(begin)

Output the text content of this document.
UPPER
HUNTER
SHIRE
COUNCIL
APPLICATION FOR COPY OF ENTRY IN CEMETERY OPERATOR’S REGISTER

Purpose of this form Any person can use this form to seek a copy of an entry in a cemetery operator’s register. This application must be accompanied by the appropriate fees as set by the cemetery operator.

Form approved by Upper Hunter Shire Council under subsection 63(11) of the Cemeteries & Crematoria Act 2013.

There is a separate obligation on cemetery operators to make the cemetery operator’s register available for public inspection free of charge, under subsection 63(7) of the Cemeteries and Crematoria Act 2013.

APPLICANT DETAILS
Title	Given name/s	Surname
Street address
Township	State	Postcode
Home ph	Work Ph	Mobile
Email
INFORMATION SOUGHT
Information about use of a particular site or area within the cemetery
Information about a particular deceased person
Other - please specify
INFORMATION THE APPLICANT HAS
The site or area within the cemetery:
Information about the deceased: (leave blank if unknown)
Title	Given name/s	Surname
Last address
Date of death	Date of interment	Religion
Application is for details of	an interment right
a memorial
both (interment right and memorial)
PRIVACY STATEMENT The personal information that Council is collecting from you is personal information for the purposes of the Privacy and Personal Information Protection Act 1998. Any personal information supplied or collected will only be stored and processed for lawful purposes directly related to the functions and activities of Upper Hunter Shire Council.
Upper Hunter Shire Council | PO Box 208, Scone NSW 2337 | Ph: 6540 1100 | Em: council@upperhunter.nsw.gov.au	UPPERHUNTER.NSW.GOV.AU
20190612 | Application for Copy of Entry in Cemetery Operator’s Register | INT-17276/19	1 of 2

(end)

Your goal: Above are some records; extract every one of them exactly.

Complete response:
Output the text content of this document.
UPPER
HUNTER
SHIRE
COUNCIL
APPLICATION FOR COPY OF ENTRY IN CEMETERY OPERATOR’S REGISTER

Purpose of this form Any person can use this form to seek a copy of an entry in a cemetery operator’s register. This application must be accompanied by the appropriate fees as set by the cemetery operator.

Form approved by Upper Hunter Shire Council under subsection 63(11) of the Cemeteries & Crematoria Act 2013.

There is a separate obligation on cemetery operators to make the cemetery operator’s register available for public inspection free of charge, under subsection 63(7) of the Cemeteries and Crematoria Act 2013.

APPLICANT DETAILS
Title	Given name/s	Surname
Street address
Township	State	Postcode
Home ph	Work Ph	Mobile
Email
INFORMATION SOUGHT
Information about use of a particular site or area within the cemetery
Information about a particular deceased person
Other - please specify
INFORMATION THE APPLICANT HAS
The site or area within the cemetery:
Information about the deceased: (leave blank if unknown)
Title	Given name/s	Surname
Last address
Date of death	Date of interment	Religion
Application is for details of	an interment right
a memorial
both (interment right and memorial)
PRIVACY STATEMENT The personal information that Council is collecting from you is personal information for the purposes of the Privacy and Personal Information Protection Act 1998. Any personal information supplied or collected will only be stored and processed for lawful purposes directly related to the functions and activities of Upper Hunter Shire Council.
Upper Hunter Shire Council | PO Box 208, Scone NSW 2337 | Ph: 6540 1100 | Em: council@upperhunter.nsw.gov.au	UPPERHUNTER.NSW.GOV.AU
20190612 | Application for Copy of Entry in Cemetery Operator’s Register | INT-17276/19	1 of 2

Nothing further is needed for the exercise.